» Apply what you read
a – Name every club that appears in the senior career section of the Diego Nájera profile, listing each club only once.
b – Carry on the Diego Nájera profile with new text that begins after its last sentence.

Diego Nájera

Personal information
- Full name: Diego Alejandro Nájera Quintero
- Date of birth: December 11, 1994 (age 31)
- Place of birth: Guadalajara, Mexico
- Height: 1.78 m (5 ft 10 in)
- Position: Striker

Senior career*
- Years: Team / Apps / (Gls)
- 0000–2013: Tecos FC
- 2015–2016: Penya Encarnada d'Andorra / 22 / (5)
- 2016–2017: FC Encamp / 28 / (9)
- 2017–2018: UE Sant Julià / 31 / (3)
- 2018–2021: FC Santa Coloma / 86 / (10)
- 2021–2023: UE Engordany / 50 / (0)
- 2023–2025: CF Esperança d'Andorra / 25 / (4)
- 2025: Penya Encarnada d'Andorra / 13 / (1)
- 2026–: CF Esperança d'Andorra / 18 / (2)

= Diego Nájera =

Mexican footballer (born 1994)

Diego Alejandro Nájera Quintero (born 11 December 1994) is a Mexican footballer who plays as a striker for CF Esperança d'Andorra.

» Supplied entries
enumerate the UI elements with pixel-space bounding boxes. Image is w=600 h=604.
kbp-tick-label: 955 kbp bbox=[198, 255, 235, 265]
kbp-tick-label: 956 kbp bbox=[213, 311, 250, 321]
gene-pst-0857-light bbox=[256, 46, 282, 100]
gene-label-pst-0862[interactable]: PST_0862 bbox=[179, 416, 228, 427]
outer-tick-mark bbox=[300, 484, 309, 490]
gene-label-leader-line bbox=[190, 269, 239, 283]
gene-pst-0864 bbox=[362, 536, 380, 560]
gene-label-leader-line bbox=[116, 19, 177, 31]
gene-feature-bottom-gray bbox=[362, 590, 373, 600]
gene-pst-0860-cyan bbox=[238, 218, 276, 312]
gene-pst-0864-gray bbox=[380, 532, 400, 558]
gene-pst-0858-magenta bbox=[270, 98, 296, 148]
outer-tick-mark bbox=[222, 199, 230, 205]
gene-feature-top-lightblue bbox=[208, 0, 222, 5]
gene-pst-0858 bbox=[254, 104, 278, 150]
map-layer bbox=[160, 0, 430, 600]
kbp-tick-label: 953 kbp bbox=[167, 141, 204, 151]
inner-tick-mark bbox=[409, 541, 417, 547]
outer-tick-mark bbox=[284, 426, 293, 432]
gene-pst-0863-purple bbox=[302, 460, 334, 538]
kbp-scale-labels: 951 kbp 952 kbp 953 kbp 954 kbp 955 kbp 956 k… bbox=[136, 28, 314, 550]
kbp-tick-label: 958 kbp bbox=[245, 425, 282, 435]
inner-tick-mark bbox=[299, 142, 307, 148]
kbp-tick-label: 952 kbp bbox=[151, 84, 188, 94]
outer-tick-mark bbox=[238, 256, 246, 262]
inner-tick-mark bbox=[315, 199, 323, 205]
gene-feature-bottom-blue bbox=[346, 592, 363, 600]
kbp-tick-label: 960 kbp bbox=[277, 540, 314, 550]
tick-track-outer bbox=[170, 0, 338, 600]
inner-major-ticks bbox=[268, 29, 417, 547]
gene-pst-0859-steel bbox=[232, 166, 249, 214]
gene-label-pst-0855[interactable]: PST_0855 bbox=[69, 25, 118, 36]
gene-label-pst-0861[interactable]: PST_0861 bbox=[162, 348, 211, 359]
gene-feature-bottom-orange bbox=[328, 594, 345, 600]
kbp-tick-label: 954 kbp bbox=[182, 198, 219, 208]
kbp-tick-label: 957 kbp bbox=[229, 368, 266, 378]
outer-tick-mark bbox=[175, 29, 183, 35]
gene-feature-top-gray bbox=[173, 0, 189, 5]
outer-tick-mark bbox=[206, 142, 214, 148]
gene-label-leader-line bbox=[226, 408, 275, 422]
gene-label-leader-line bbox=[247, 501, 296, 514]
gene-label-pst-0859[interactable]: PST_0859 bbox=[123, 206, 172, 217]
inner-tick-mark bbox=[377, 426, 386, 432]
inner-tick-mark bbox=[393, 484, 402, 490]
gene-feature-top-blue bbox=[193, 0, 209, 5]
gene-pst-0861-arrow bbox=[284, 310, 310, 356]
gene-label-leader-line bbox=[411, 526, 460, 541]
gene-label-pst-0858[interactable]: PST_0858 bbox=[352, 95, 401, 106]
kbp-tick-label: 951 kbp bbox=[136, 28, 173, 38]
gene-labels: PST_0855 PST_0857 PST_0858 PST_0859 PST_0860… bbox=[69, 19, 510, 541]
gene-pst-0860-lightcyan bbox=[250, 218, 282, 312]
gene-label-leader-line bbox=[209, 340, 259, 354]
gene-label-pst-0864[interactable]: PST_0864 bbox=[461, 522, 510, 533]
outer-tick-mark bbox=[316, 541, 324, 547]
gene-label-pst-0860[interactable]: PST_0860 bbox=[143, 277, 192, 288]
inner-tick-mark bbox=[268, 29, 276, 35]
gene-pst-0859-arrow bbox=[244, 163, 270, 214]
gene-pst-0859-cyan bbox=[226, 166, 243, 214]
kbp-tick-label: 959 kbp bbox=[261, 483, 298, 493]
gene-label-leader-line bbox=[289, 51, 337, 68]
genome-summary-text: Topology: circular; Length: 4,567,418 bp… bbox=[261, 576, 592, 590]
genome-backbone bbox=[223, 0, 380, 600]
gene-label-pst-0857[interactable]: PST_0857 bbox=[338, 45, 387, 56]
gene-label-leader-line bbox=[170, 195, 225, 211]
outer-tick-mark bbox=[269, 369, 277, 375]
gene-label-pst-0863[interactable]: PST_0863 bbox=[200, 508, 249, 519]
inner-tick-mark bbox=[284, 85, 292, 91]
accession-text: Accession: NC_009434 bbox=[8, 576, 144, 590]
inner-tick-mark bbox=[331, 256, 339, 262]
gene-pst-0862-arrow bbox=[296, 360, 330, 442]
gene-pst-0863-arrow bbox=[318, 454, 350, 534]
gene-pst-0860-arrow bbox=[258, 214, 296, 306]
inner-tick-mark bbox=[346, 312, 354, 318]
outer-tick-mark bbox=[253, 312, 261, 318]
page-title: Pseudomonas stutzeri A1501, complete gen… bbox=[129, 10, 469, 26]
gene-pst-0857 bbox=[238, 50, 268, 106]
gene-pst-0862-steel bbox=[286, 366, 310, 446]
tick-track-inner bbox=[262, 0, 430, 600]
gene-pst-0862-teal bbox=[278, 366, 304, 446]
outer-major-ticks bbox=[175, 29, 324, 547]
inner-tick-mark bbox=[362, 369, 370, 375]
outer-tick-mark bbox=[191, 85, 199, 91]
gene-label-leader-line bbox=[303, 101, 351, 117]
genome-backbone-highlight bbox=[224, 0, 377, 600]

» Exercise results
a – Tecos FC, Penya Encarnada d'Andorra, FC Encamp, UE Sant Julià, FC Santa Coloma, UE Engordany, CF Esperança d'Andorra

b –
==Early life==

He joined the youth academy of Mexican side Tecos FC at the age of eight. He is a native of Guadalajara, Mexico.

==Club career==

He started his career with Mexican side Tecos. He debuted for the club at the age of seventeen. In 2015, he signed for Andorran side Penya Encarnada d'Andorra. In 2016, he signed for Andorran side Encamp. In 2017, he signed for Andorran side UE Sant Julià. In 2018, he signed for Andorran side Santa Coloma. He played for the club in the UEFA Champion's League and UEFA Europa League. In 2021, he signed for Andorran side Engordany. In 2023, he signed for Andorran side CF Esperança d'Andorra.

==International career==

He was considered to be naturalized to play for the Andorra national football team. He is also eligible to represent Mexico internationally, having been born in the country.